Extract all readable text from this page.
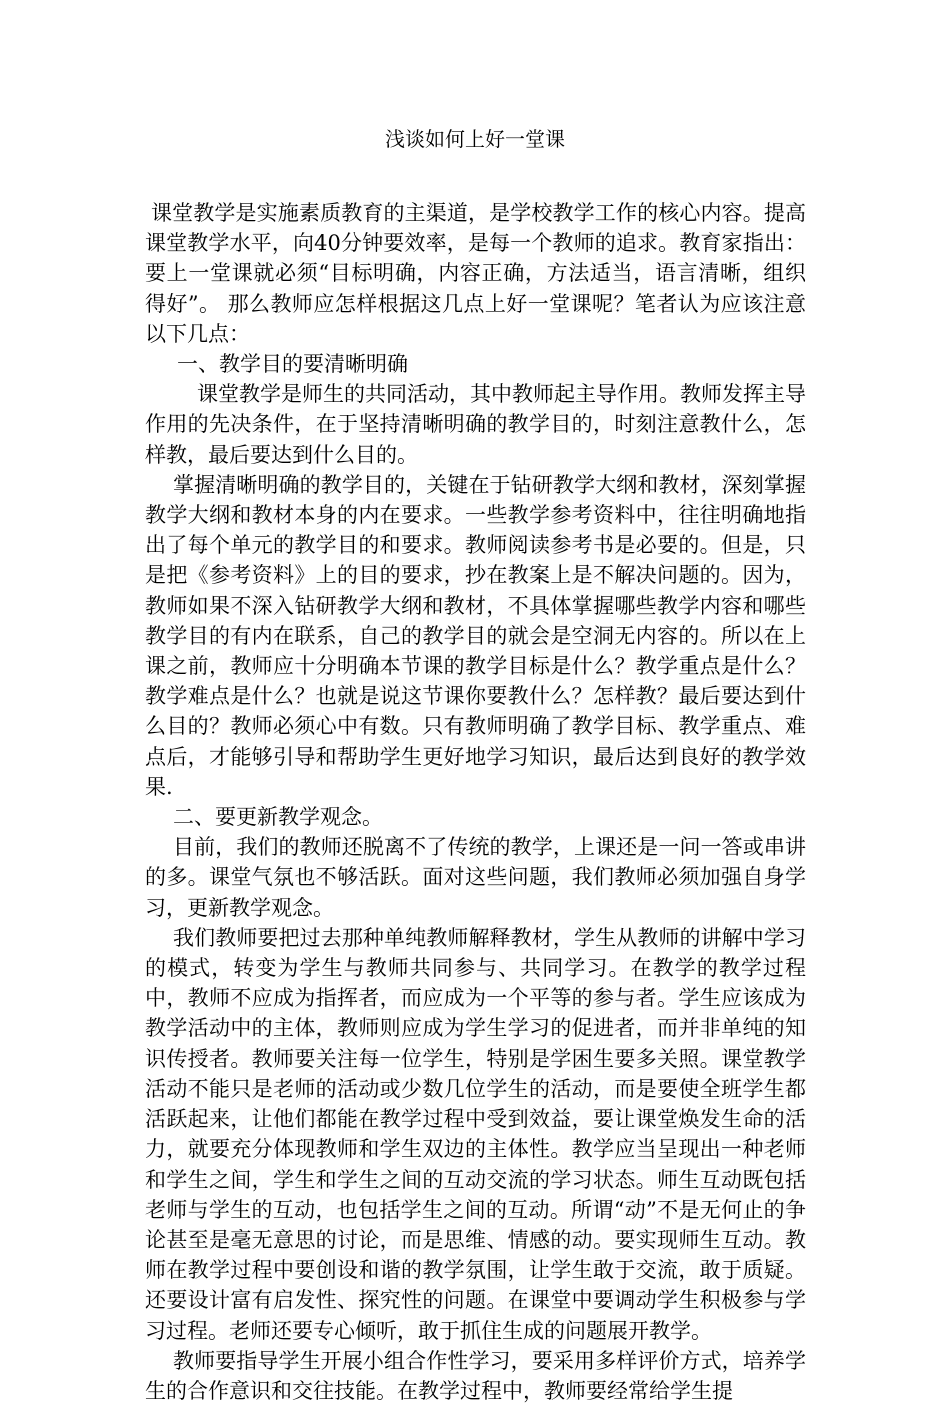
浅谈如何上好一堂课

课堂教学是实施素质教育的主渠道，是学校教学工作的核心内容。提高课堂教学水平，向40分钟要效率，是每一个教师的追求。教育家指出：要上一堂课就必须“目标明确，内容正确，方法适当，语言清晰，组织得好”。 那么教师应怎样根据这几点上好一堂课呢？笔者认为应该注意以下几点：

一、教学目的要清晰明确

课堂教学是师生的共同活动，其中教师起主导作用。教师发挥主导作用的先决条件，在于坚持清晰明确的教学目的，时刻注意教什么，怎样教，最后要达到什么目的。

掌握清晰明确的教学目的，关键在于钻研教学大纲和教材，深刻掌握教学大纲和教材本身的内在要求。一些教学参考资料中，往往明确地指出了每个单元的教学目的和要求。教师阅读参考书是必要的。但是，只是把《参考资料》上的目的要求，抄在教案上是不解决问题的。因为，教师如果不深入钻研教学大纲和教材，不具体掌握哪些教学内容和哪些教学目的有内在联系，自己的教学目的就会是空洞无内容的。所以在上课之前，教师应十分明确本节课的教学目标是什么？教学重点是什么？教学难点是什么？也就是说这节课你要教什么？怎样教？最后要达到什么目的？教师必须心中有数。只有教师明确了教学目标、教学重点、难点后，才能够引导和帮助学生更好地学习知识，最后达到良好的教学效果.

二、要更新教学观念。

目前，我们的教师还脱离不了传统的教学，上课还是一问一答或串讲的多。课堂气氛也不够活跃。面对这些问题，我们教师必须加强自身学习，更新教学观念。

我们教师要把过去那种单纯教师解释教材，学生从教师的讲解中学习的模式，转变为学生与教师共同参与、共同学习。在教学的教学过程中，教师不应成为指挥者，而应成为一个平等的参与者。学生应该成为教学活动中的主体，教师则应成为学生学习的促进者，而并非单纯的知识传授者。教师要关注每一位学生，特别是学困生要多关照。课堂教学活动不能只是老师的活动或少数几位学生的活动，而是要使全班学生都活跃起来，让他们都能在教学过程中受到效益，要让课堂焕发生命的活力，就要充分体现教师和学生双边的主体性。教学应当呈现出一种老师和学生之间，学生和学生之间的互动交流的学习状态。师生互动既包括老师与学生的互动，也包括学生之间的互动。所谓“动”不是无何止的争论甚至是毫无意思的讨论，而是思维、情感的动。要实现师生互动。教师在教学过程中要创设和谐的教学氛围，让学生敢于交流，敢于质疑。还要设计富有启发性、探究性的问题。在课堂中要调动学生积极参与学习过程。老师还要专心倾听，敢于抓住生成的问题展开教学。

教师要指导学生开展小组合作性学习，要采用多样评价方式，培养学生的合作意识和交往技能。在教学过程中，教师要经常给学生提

* * *

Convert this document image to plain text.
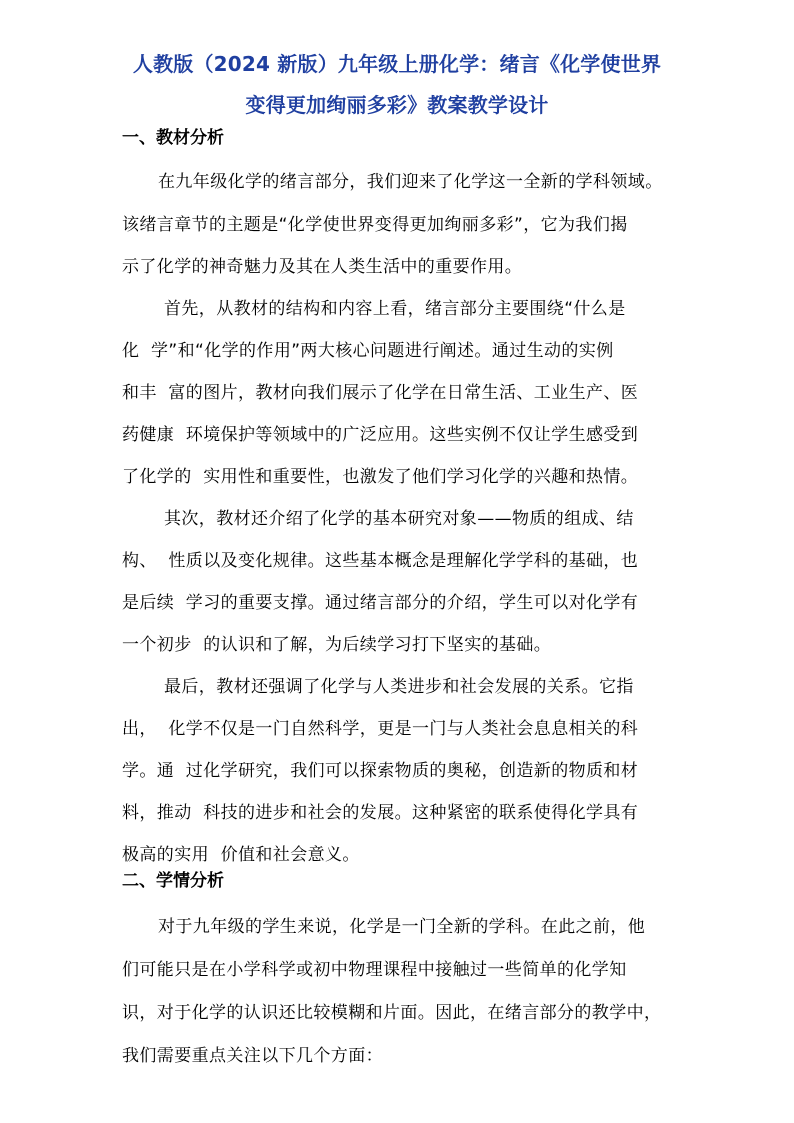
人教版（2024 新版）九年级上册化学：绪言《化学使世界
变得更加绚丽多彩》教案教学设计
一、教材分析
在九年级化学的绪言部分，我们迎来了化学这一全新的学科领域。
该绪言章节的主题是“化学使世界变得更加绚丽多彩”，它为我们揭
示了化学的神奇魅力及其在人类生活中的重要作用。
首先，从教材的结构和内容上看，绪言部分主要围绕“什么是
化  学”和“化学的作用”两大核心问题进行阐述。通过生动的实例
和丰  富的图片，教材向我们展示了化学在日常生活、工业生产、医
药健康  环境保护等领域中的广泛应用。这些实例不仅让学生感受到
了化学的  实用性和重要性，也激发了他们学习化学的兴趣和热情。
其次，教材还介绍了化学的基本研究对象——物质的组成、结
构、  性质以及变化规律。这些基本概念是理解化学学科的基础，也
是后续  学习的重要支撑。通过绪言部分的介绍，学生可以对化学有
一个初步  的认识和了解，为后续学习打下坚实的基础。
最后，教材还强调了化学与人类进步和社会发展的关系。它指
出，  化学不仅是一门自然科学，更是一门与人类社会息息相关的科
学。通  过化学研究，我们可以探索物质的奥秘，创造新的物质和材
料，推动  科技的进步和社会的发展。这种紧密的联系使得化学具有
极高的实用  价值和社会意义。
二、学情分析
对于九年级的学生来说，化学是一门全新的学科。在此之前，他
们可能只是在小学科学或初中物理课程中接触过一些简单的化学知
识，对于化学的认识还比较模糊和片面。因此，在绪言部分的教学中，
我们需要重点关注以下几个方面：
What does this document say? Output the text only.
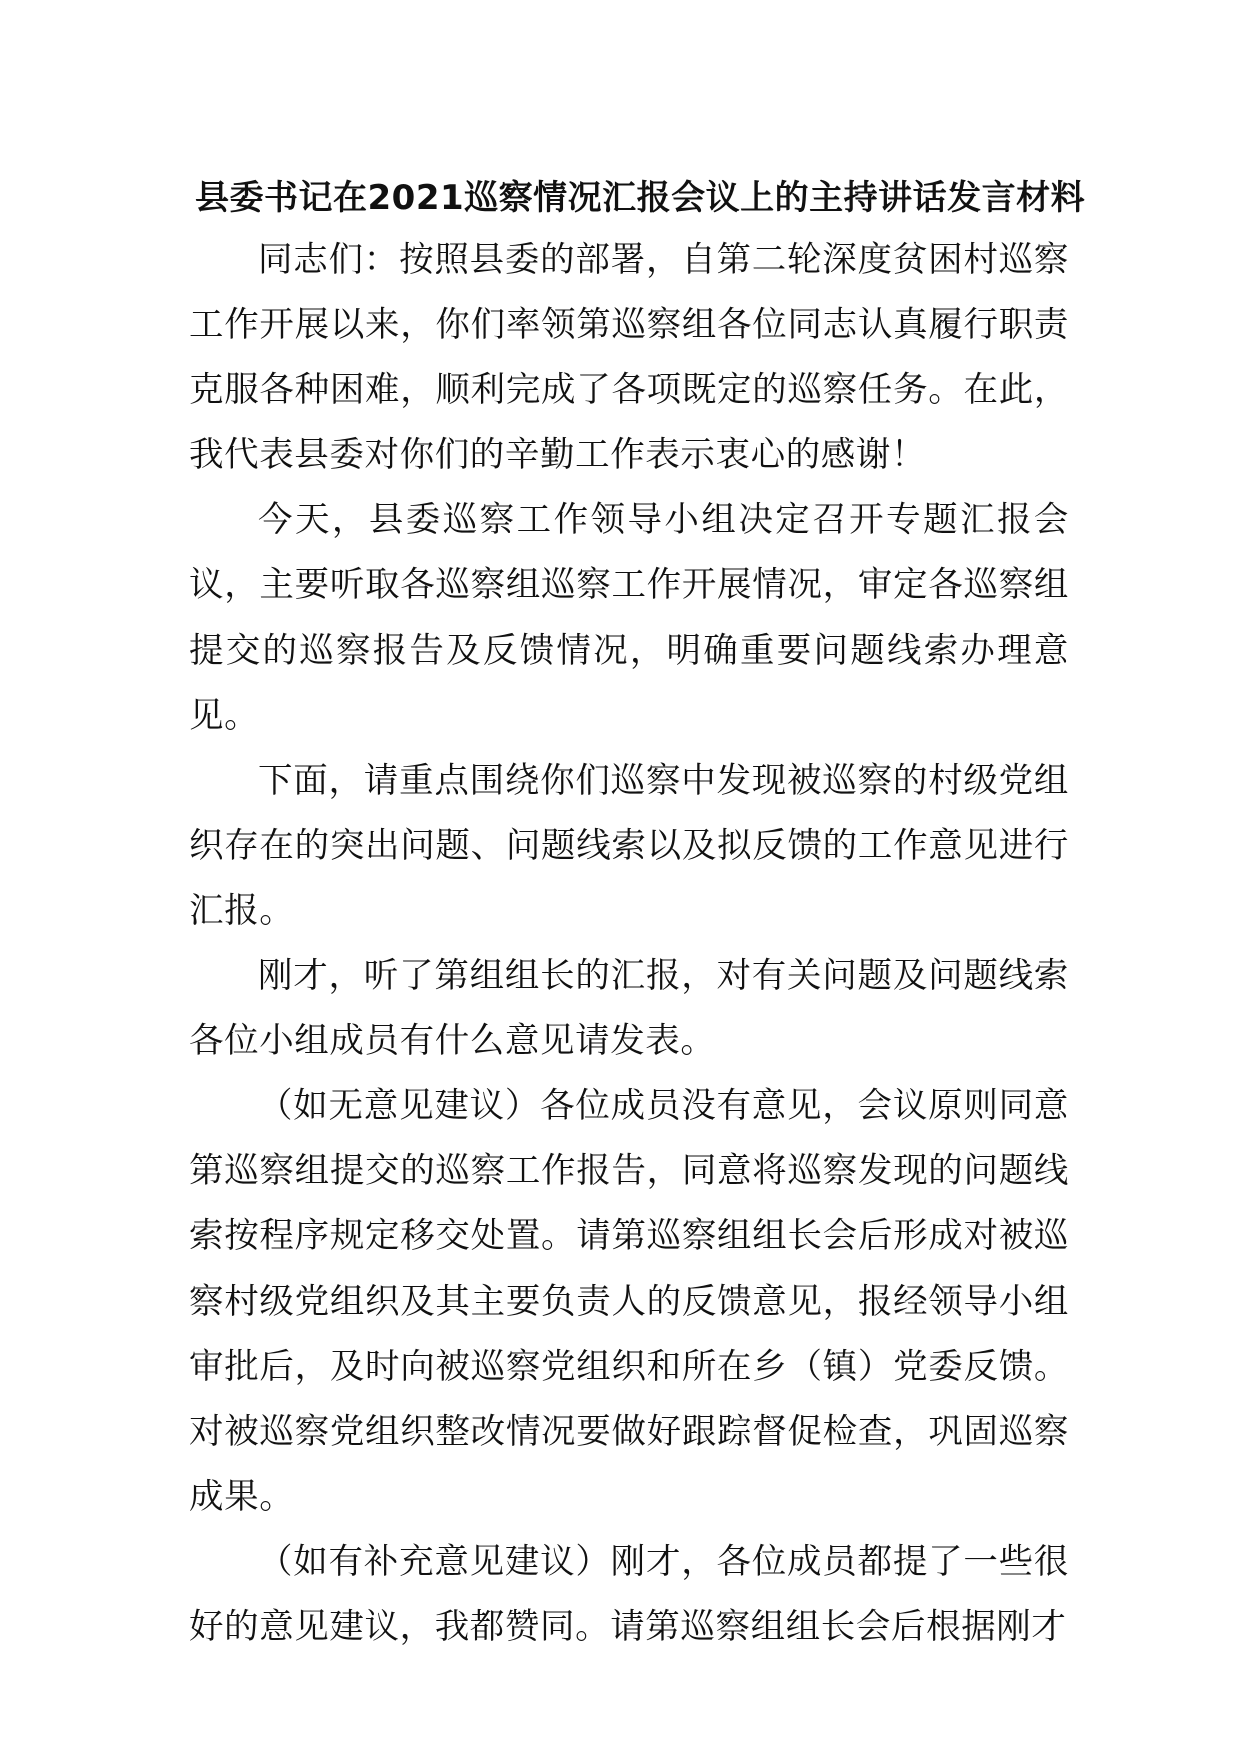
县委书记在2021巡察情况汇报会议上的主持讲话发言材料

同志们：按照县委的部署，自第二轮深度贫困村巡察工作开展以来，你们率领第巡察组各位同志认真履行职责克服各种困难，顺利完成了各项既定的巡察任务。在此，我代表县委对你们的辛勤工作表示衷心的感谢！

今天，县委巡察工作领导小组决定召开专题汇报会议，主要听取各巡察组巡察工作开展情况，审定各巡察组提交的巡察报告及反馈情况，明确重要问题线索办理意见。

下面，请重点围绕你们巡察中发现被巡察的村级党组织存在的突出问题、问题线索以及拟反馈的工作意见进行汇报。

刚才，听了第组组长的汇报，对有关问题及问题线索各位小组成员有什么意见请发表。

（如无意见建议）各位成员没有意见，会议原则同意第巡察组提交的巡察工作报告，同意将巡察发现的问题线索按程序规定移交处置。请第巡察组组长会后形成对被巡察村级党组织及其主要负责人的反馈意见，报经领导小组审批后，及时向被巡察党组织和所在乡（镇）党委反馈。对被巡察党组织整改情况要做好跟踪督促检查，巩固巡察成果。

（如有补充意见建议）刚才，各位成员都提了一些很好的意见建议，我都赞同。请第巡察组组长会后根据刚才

▸ Instructions for the task: Copy each line in the data that holds the word "document".

▸ Response for this exercise:
Convert this document image to plain text.
What does this document say? Output the text only.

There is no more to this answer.